:: DATA PROVIDED ::

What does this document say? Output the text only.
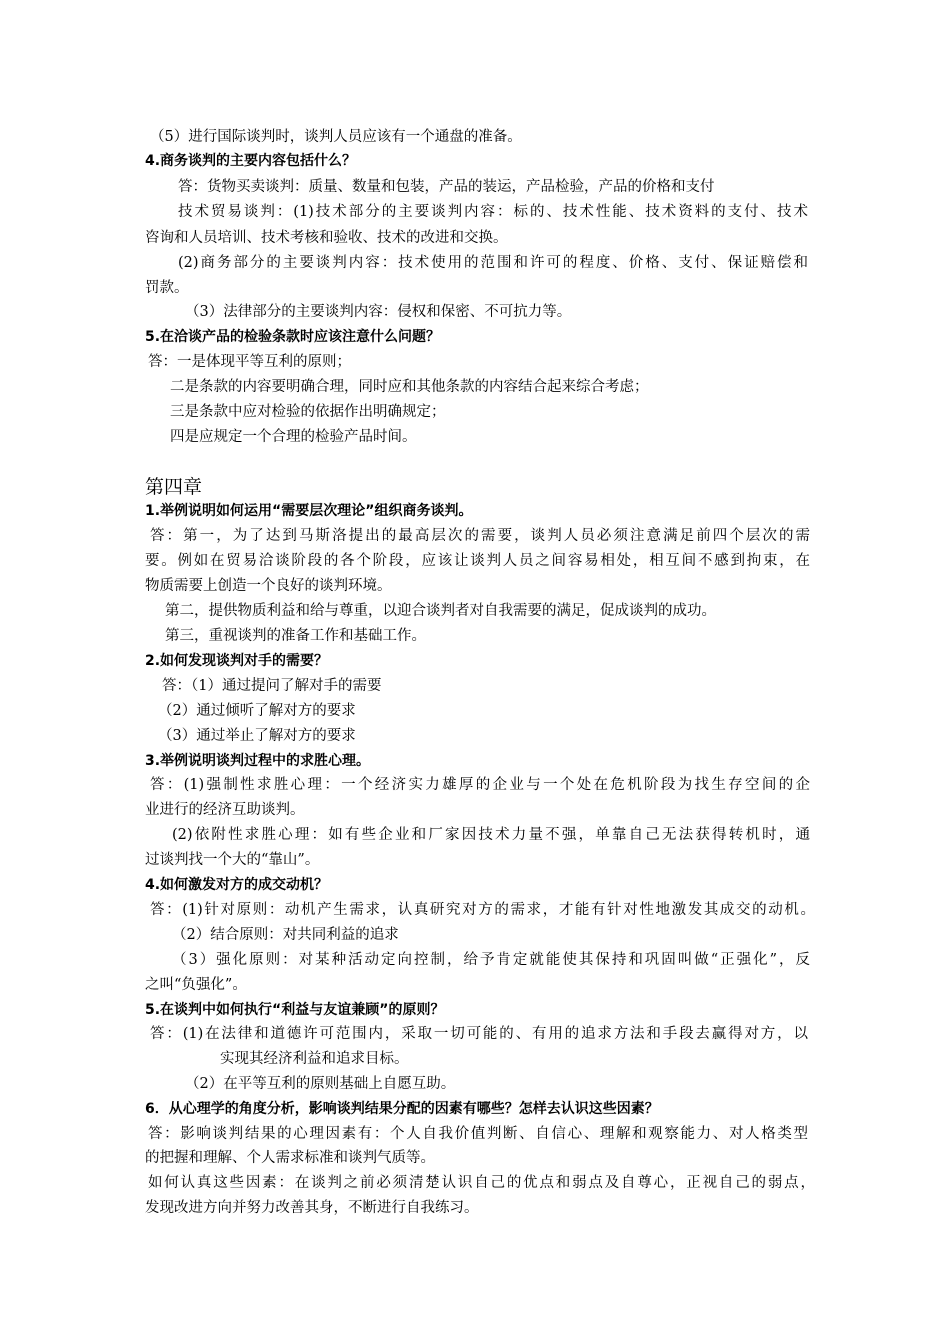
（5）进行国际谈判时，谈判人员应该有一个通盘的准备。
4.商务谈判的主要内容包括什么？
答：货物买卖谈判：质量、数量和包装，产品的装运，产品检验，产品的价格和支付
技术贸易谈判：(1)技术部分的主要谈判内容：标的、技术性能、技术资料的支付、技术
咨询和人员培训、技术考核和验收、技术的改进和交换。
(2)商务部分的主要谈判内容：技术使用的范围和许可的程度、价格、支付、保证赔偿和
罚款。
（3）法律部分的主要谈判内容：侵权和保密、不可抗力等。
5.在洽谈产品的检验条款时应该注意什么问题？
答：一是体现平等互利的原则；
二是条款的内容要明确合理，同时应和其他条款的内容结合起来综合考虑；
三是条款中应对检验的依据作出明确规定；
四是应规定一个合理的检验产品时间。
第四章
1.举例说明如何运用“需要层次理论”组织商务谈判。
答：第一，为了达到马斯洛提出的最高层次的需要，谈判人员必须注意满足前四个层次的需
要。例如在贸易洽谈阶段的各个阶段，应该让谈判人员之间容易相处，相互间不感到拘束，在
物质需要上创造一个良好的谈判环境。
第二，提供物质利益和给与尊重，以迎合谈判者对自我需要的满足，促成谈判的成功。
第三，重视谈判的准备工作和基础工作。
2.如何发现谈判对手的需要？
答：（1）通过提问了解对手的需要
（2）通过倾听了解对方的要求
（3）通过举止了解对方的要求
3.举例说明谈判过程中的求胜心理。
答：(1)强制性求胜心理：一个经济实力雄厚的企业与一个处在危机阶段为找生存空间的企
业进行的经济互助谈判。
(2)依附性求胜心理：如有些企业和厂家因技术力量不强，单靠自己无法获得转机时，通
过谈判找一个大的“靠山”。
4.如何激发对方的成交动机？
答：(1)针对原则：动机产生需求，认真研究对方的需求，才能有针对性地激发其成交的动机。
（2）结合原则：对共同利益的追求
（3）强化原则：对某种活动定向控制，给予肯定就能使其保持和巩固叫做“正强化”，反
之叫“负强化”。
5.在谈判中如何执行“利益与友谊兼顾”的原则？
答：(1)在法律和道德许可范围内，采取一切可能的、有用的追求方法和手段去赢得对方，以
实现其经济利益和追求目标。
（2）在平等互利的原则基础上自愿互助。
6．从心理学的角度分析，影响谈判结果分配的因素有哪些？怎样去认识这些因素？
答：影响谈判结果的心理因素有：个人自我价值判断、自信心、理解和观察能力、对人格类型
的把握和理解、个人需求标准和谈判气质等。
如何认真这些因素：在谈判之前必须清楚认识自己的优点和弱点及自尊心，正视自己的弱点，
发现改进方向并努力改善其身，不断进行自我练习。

:::
:: DATA PROVIDED ::

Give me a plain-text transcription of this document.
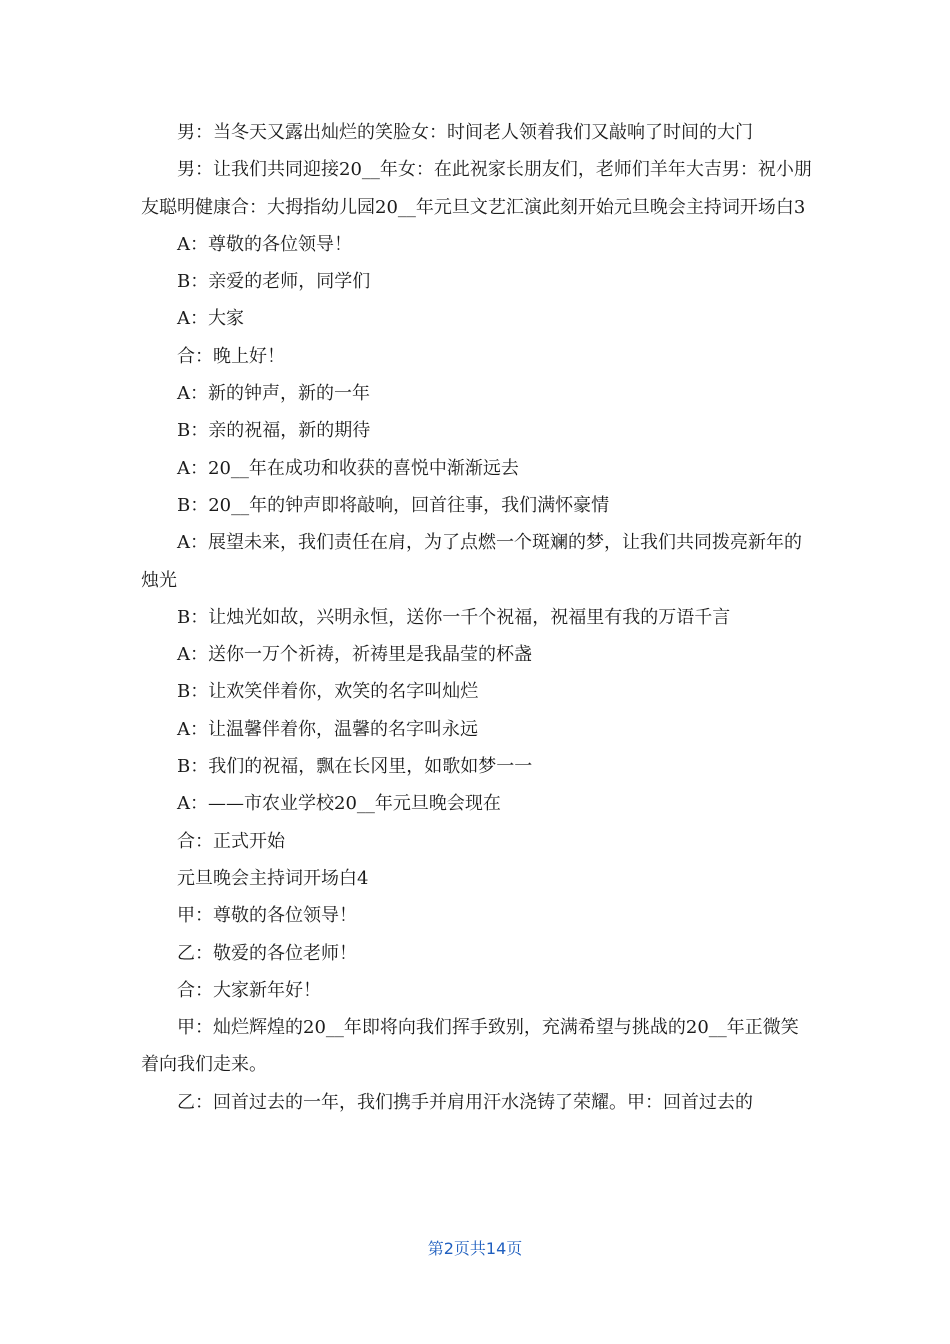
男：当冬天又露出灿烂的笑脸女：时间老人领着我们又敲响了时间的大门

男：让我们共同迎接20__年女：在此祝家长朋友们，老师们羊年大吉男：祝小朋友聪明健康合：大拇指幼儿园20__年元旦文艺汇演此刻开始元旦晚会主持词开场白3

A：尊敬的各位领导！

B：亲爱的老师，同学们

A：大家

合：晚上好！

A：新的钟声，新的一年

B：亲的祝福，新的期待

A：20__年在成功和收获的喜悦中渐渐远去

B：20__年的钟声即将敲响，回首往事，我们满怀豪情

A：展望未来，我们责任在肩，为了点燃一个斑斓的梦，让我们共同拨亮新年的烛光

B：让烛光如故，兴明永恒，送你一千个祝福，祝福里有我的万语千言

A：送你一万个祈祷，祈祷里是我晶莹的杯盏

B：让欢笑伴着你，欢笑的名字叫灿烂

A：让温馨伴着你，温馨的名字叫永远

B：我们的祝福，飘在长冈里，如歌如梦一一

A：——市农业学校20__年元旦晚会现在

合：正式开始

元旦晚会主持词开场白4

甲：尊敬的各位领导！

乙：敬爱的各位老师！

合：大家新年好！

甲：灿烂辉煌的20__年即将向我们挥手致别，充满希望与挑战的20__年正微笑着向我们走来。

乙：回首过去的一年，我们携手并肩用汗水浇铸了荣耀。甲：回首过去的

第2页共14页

:::

▶ **SHORT EXERCISE**: From the entries above, copy every line that holds the word "document".

▶ **EXERCISE ANSWER**:
What does this document say? Output the text only.
Give me a plain-text transcription of this document.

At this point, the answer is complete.